_WHAT IS ASKED_: Copy out all lines carrying the word "height".

:: ENTRIES PROVIDED

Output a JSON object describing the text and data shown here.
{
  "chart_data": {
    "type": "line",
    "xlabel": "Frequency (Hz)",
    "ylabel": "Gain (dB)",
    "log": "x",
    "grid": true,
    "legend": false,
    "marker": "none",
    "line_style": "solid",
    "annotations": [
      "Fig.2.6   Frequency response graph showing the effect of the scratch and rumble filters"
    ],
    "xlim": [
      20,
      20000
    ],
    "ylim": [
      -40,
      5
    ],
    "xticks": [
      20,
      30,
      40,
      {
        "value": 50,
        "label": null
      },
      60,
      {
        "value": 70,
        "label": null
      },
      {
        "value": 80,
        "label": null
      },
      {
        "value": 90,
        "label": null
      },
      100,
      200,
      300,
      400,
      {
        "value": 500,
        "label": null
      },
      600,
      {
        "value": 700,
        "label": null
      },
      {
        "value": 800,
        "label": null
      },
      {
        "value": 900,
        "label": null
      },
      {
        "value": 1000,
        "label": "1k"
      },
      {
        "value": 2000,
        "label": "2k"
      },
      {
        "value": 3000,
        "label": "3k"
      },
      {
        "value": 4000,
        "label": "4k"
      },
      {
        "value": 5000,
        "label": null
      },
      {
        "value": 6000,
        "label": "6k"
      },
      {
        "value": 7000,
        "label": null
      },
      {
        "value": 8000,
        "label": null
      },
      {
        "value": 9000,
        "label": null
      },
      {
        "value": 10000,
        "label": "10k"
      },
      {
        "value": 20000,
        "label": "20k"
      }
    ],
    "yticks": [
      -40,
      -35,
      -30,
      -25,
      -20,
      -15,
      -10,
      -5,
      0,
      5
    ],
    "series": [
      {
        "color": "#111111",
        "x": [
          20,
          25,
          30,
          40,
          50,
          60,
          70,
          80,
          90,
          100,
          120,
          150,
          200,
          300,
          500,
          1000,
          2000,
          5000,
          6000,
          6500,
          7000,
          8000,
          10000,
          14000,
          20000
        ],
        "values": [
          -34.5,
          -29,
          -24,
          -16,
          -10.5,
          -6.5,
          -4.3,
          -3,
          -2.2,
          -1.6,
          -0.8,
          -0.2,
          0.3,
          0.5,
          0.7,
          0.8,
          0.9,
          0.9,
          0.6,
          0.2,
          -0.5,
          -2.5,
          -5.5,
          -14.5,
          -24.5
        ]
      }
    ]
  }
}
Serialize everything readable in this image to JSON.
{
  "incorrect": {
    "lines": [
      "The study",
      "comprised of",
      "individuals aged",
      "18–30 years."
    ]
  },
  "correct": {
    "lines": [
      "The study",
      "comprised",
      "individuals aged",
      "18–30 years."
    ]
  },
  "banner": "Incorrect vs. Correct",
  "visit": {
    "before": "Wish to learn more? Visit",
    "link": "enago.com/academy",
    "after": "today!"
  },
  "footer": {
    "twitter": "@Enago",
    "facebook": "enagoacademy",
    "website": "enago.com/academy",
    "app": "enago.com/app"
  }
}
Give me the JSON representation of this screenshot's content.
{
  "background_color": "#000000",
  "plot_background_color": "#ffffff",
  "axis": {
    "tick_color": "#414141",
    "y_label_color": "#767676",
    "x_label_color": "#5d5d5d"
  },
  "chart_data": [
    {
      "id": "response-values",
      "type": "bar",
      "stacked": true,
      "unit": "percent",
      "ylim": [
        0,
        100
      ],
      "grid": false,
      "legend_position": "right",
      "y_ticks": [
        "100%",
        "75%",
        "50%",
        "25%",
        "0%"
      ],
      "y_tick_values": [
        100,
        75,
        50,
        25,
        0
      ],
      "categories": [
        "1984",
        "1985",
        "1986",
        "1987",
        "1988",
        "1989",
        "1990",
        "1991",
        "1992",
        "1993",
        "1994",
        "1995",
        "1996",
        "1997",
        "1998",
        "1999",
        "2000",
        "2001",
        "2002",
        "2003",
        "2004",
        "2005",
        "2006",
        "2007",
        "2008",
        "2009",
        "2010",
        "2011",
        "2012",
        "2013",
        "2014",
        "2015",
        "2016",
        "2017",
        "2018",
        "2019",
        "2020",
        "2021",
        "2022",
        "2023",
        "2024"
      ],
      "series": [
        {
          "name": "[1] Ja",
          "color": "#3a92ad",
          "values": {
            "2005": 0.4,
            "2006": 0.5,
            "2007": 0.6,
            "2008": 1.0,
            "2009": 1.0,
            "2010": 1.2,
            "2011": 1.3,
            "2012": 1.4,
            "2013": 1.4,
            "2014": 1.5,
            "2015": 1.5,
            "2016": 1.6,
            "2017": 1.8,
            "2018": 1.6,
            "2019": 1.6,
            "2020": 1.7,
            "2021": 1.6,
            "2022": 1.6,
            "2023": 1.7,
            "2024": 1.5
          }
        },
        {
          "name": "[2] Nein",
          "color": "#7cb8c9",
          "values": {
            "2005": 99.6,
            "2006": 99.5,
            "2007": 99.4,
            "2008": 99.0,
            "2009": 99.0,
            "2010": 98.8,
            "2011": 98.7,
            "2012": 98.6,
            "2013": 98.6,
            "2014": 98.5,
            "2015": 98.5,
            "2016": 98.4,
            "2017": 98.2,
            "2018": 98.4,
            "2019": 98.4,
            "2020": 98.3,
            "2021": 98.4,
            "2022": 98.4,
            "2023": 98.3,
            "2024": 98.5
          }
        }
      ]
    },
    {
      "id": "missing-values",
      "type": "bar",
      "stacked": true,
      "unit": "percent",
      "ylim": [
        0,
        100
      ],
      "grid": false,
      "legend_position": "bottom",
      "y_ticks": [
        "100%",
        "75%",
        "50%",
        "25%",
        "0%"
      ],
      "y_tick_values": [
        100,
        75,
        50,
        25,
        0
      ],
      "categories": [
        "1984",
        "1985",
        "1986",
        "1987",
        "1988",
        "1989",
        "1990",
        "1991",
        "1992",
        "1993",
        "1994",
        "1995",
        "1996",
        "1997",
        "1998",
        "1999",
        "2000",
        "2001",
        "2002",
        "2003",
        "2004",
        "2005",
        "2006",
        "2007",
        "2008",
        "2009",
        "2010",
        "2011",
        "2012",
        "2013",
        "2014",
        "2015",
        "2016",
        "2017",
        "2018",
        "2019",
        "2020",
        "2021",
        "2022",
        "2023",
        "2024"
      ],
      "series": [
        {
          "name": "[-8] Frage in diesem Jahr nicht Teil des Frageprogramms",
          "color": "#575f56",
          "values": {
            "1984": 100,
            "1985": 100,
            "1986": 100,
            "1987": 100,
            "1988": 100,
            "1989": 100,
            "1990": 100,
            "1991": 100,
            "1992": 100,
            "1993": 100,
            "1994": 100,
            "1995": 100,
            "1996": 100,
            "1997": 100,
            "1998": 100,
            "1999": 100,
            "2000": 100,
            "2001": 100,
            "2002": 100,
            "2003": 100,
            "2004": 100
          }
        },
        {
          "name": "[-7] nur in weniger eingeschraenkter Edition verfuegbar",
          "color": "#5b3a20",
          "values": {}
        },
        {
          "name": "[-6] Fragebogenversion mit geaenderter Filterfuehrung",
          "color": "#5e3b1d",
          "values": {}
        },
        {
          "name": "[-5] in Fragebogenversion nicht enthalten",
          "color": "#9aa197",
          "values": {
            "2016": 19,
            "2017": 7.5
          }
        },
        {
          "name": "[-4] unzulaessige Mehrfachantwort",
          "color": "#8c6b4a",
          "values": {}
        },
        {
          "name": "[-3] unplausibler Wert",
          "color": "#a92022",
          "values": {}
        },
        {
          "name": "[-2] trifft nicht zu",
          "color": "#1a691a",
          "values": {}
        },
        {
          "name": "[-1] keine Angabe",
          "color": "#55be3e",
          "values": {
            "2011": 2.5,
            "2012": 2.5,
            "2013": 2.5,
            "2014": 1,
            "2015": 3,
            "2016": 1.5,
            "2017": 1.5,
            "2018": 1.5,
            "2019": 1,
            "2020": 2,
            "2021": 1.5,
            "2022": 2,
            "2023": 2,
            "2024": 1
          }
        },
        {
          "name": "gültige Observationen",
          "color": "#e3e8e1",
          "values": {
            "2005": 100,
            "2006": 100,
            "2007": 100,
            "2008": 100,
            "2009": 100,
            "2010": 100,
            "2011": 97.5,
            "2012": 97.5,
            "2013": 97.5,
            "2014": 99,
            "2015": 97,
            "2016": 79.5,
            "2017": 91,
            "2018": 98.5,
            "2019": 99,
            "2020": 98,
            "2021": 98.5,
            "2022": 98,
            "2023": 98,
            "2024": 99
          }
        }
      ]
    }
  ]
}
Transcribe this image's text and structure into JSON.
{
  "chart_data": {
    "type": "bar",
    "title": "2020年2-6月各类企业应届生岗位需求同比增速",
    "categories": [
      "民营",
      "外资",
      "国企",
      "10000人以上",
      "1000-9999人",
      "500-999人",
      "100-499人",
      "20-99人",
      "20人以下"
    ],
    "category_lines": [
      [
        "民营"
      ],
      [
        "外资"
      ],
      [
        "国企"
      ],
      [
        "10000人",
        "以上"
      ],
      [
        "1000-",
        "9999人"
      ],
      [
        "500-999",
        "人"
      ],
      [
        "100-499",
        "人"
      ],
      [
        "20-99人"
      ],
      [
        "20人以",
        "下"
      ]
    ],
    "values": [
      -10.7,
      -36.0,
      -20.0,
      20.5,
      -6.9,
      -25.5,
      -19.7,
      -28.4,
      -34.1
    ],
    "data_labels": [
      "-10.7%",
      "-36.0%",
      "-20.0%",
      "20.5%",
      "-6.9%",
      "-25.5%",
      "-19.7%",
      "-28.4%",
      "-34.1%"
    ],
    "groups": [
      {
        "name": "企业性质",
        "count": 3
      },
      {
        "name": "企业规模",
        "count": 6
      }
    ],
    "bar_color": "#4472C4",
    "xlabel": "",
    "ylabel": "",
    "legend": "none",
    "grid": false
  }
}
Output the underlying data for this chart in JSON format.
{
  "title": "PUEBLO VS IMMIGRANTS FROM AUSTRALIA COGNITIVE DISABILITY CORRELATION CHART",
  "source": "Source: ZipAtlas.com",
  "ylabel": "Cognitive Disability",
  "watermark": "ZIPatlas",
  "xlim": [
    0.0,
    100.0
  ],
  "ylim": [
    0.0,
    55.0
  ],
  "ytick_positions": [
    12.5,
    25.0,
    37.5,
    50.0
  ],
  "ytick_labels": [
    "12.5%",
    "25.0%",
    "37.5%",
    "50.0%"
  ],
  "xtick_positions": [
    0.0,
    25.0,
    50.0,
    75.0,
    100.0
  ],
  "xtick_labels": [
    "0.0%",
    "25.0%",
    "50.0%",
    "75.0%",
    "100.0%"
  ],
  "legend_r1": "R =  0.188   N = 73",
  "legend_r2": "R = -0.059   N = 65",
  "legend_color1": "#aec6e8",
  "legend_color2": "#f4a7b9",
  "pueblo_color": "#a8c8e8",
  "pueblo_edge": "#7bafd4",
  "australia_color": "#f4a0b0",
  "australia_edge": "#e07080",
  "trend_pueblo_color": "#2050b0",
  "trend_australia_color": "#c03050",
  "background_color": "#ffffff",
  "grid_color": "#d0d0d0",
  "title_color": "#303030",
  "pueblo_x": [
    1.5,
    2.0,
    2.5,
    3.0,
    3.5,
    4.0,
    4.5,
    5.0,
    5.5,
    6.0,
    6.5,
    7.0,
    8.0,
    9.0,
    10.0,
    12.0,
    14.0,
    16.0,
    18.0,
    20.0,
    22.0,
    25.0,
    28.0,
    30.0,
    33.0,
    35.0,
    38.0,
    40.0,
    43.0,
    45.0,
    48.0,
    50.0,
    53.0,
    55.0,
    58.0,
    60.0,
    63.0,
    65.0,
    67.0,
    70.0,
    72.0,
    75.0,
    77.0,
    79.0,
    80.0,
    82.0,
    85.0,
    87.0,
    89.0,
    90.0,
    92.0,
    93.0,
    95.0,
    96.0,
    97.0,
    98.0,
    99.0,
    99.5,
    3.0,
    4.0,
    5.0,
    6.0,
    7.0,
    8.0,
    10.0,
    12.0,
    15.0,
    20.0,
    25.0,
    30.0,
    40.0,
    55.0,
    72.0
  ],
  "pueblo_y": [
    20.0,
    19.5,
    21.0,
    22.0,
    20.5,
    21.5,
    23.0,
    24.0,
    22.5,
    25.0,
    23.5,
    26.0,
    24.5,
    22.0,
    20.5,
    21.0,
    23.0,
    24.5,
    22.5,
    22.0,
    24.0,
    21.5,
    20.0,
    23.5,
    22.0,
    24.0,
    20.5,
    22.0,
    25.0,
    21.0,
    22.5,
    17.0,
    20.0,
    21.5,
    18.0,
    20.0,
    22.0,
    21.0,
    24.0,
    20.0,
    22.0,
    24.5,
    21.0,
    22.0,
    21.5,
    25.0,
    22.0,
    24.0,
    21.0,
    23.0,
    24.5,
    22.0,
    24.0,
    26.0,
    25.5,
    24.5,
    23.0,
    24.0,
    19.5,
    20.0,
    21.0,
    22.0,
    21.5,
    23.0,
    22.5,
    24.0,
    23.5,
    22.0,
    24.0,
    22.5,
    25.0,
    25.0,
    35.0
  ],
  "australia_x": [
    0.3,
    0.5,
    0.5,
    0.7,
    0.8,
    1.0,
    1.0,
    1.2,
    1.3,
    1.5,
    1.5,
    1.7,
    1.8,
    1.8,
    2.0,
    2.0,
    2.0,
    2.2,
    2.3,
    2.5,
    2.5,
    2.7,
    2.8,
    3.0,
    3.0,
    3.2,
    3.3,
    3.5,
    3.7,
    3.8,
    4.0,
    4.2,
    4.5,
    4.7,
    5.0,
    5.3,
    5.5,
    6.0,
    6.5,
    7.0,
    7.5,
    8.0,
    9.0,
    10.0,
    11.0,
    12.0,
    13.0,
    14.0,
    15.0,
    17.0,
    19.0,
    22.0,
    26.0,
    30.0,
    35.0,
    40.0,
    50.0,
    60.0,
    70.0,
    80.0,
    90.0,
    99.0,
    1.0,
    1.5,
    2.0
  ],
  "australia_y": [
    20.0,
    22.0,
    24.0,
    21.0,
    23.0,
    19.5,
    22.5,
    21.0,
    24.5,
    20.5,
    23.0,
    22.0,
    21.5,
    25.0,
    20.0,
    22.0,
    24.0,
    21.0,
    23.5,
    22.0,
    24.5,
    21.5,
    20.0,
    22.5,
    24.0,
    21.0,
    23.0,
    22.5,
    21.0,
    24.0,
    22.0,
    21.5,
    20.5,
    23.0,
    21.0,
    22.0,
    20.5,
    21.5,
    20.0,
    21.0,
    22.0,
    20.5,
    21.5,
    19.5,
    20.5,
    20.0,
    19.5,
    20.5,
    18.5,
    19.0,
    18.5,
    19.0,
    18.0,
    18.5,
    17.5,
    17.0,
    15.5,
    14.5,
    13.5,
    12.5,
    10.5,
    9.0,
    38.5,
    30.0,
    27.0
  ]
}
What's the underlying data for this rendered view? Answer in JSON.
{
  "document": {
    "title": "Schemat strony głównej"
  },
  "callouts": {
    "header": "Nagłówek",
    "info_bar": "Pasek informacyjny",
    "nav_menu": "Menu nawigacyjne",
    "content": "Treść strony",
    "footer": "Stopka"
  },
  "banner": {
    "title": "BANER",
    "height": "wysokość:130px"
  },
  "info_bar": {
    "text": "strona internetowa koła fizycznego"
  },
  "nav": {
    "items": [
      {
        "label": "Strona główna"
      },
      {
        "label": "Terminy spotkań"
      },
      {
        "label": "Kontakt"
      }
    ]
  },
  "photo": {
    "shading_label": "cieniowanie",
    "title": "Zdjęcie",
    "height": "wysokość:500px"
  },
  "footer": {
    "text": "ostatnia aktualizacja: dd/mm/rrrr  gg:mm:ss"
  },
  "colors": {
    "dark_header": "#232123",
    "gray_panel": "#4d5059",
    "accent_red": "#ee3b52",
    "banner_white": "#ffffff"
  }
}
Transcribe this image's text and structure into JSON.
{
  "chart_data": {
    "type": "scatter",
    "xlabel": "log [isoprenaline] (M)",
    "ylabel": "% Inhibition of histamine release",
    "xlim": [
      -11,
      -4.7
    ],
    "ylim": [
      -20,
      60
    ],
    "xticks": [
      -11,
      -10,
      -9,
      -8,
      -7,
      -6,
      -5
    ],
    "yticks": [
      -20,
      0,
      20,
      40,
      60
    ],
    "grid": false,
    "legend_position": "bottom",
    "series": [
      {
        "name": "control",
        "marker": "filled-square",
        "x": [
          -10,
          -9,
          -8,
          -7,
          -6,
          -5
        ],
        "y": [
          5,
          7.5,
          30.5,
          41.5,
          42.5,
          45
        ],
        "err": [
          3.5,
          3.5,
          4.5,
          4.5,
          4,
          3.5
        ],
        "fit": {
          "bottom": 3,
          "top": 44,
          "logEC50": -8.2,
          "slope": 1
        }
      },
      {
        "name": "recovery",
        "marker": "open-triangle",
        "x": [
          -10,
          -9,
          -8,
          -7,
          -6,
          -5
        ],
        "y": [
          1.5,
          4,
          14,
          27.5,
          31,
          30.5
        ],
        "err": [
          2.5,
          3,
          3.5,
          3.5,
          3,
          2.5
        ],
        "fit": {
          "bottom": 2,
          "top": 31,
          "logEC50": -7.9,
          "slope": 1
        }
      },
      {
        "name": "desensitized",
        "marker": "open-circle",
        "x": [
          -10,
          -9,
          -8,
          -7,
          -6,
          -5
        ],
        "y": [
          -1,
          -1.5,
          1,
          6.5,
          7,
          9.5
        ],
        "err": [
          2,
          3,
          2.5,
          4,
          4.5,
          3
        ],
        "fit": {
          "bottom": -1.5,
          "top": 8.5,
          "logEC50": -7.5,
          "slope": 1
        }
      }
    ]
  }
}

::::

_WRITTEN SOLUTION_:
    "height": "wysokość:130px"
    "height": "wysokość:500px"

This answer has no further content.